Task to carry out: Gather all lines in the entries below that include the word "Price".

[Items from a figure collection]
##############################

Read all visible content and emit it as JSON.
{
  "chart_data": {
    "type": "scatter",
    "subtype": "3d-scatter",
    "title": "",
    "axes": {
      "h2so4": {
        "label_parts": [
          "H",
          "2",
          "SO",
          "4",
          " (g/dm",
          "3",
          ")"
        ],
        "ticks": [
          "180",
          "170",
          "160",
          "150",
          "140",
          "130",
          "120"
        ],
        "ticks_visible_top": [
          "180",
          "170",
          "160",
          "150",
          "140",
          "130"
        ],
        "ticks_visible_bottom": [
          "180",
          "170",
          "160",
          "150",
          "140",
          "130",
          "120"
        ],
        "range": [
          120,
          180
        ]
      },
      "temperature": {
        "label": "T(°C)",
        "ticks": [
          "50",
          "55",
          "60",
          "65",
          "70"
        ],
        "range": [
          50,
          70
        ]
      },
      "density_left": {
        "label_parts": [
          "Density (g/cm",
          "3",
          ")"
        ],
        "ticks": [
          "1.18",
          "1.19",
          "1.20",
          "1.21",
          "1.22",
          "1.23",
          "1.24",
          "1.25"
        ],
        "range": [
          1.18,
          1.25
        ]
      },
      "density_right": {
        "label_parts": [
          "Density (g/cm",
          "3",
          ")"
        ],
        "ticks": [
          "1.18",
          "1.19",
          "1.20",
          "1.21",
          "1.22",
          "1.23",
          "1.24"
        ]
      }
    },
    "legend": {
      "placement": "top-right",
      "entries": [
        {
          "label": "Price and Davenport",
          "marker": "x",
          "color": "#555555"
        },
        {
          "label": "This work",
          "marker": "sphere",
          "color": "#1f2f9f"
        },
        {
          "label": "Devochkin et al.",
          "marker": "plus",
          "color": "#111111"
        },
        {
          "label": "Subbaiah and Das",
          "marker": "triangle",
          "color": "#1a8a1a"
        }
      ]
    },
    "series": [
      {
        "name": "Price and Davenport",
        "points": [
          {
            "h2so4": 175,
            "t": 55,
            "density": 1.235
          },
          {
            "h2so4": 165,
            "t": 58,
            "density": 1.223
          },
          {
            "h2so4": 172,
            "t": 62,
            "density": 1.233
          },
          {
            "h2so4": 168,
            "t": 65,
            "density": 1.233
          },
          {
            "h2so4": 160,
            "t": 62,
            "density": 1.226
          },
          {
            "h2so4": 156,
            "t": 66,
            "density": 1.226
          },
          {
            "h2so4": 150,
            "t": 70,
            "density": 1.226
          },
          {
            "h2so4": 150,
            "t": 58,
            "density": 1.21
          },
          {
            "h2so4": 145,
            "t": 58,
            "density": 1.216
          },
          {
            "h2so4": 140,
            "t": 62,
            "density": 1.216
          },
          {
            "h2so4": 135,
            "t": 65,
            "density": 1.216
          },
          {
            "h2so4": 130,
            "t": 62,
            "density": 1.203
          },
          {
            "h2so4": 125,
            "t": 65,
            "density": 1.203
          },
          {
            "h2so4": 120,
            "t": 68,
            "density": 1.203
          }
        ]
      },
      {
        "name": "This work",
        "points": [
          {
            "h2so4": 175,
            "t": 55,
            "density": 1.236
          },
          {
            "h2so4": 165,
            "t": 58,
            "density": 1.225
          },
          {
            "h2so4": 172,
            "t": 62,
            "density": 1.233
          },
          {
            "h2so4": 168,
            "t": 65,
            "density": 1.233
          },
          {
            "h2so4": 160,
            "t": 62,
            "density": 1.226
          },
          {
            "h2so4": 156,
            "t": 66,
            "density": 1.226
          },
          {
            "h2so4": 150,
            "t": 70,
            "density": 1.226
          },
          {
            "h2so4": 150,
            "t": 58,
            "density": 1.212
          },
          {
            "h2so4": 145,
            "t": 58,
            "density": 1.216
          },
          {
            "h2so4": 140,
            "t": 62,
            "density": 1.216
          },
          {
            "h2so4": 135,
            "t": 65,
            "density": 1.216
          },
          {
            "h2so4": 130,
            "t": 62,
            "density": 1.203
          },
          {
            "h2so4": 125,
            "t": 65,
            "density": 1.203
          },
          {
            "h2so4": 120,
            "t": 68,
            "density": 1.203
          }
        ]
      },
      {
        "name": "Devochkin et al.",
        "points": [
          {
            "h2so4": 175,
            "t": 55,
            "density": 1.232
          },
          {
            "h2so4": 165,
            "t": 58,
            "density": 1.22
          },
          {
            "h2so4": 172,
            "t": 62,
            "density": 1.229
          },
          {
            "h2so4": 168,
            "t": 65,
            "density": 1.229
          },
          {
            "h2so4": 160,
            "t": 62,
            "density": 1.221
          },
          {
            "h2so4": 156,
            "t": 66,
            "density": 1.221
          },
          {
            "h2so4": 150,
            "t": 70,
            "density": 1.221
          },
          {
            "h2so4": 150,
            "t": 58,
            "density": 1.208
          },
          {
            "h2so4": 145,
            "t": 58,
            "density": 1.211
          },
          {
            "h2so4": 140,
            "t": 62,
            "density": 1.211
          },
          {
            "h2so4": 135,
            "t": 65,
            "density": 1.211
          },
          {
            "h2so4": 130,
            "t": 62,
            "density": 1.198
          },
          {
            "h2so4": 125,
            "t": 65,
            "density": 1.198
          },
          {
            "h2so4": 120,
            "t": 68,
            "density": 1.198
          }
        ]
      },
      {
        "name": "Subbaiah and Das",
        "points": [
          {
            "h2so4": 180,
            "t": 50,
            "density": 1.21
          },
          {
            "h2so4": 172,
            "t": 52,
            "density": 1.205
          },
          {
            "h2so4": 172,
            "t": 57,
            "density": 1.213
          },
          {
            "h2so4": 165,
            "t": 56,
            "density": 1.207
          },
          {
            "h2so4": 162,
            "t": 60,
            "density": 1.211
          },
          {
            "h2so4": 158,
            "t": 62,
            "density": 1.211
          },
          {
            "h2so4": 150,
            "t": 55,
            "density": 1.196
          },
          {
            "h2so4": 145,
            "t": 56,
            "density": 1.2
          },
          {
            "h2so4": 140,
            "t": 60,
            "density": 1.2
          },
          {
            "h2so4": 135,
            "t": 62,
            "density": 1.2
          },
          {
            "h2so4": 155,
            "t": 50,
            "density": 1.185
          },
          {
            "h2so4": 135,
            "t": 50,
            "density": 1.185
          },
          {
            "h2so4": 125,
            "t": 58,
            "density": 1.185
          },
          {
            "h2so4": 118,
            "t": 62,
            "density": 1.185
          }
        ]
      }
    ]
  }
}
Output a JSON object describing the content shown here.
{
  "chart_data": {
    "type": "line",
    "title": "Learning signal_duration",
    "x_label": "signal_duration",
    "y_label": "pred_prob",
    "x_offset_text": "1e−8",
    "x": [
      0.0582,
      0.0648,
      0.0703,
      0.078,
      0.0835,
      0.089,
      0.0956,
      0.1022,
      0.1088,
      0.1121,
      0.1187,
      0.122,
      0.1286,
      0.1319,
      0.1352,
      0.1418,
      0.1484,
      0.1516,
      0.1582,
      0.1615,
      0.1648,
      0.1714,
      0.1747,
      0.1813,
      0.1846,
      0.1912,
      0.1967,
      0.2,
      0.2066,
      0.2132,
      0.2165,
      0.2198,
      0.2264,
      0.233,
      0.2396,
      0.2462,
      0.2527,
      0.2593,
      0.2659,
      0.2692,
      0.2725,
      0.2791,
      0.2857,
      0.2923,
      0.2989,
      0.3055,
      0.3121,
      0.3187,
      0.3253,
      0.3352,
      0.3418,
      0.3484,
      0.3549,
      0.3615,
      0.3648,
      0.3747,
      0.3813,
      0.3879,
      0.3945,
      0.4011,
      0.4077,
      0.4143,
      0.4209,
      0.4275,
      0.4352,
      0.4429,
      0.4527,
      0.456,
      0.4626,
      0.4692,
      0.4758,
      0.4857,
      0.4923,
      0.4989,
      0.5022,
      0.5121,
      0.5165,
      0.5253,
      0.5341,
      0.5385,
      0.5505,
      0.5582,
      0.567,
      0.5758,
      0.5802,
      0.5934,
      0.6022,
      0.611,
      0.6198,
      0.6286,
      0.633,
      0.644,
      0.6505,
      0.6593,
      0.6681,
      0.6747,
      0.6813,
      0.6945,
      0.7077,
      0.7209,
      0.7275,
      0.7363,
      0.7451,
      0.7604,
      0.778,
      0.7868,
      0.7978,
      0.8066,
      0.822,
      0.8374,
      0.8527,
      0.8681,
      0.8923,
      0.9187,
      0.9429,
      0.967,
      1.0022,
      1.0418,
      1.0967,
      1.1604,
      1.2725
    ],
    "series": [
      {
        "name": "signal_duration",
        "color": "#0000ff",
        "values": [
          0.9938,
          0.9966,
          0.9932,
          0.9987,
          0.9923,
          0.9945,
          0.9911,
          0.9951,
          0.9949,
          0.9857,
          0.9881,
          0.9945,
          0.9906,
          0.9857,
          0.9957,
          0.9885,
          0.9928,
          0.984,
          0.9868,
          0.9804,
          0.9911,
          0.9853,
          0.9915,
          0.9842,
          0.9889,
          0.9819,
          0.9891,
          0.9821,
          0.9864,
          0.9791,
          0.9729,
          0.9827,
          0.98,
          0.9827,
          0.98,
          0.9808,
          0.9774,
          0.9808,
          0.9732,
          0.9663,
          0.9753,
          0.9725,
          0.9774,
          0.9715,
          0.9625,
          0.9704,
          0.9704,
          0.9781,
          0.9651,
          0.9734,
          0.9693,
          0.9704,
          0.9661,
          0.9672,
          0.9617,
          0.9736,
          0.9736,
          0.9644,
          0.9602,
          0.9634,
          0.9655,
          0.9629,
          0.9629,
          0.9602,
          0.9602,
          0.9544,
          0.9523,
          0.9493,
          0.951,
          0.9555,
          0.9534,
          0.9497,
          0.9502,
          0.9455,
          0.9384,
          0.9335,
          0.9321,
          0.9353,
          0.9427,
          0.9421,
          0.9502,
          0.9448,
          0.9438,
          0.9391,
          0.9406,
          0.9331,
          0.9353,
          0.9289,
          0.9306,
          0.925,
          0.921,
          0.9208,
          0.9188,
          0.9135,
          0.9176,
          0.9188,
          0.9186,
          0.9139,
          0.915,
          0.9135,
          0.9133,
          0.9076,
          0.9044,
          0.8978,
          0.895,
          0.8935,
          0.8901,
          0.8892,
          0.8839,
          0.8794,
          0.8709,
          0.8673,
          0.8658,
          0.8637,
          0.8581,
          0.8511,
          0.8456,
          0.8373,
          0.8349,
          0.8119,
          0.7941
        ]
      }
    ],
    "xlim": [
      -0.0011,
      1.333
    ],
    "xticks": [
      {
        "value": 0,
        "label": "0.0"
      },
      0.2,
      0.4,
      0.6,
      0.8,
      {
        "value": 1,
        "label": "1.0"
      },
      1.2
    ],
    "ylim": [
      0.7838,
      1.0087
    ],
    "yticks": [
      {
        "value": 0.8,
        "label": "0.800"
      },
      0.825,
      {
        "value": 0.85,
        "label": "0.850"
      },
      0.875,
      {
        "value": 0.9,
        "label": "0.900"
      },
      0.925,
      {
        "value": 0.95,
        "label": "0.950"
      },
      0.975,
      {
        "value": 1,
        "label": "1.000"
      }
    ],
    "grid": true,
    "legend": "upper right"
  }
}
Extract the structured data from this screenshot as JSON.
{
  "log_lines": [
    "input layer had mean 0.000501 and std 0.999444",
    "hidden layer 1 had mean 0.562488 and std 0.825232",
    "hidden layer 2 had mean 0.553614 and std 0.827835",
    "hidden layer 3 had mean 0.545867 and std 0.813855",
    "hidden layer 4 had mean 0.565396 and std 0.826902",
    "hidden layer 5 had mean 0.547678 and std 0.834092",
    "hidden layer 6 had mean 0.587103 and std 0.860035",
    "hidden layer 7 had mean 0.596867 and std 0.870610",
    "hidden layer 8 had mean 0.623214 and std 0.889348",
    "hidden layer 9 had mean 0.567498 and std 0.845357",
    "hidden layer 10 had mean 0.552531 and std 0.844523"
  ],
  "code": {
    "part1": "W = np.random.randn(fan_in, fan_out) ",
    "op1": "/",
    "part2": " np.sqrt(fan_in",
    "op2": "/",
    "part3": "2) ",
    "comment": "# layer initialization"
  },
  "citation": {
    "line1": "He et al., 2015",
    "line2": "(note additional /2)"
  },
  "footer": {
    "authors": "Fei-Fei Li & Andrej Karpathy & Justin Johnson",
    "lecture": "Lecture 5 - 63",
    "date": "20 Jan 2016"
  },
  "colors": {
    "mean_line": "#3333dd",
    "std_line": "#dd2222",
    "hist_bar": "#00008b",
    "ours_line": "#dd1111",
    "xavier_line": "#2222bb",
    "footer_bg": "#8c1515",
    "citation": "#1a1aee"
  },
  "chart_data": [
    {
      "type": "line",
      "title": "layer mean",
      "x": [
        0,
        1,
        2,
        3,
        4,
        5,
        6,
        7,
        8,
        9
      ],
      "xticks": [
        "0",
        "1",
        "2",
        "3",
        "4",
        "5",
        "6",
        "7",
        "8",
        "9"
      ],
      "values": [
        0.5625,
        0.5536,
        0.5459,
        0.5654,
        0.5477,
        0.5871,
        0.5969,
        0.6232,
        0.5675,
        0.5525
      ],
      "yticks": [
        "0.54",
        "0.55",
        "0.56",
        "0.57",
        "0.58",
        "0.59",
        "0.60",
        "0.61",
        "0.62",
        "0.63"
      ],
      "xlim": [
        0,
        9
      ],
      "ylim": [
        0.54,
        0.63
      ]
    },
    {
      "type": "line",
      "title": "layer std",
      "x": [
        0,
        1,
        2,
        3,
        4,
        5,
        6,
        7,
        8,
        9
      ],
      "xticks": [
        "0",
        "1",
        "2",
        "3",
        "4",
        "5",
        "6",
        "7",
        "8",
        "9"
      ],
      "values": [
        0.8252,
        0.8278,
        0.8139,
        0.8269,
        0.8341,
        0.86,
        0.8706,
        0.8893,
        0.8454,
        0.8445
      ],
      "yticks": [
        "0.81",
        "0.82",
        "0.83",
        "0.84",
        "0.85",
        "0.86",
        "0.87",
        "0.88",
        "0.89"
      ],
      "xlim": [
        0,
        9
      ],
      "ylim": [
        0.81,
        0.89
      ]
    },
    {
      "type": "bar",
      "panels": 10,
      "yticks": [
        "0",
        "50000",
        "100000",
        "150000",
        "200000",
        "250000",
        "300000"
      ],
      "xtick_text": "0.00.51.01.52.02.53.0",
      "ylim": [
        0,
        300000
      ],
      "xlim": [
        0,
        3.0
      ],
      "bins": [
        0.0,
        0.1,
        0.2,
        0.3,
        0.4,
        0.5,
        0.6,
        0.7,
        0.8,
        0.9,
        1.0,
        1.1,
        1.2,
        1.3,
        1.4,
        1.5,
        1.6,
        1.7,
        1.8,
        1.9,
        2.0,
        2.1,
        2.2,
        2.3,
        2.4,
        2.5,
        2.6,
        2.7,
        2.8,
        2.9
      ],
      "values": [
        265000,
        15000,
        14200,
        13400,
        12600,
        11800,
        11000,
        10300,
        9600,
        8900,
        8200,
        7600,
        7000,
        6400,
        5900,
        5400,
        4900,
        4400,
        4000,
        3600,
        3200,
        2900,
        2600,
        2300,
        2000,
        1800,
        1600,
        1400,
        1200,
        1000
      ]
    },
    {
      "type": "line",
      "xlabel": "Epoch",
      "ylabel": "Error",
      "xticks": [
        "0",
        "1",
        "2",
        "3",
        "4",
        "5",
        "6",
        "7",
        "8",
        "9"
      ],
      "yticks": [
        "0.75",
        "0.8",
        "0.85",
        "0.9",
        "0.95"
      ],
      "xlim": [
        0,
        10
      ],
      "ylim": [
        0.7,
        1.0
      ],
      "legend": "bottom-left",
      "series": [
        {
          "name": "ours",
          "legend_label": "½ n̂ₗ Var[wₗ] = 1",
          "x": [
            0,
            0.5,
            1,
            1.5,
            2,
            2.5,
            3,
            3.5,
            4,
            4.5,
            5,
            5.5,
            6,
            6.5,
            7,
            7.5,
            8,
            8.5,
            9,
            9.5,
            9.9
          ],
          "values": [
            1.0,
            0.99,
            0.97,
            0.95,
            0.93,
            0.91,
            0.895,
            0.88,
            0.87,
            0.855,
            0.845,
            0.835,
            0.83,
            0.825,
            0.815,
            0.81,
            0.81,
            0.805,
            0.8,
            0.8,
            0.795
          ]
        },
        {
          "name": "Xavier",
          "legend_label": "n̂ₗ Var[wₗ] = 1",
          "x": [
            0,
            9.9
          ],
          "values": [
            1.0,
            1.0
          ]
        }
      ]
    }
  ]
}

##############################

Answer to the exercise:
          "label": "Price and Davenport",
        "name": "Price and Davenport",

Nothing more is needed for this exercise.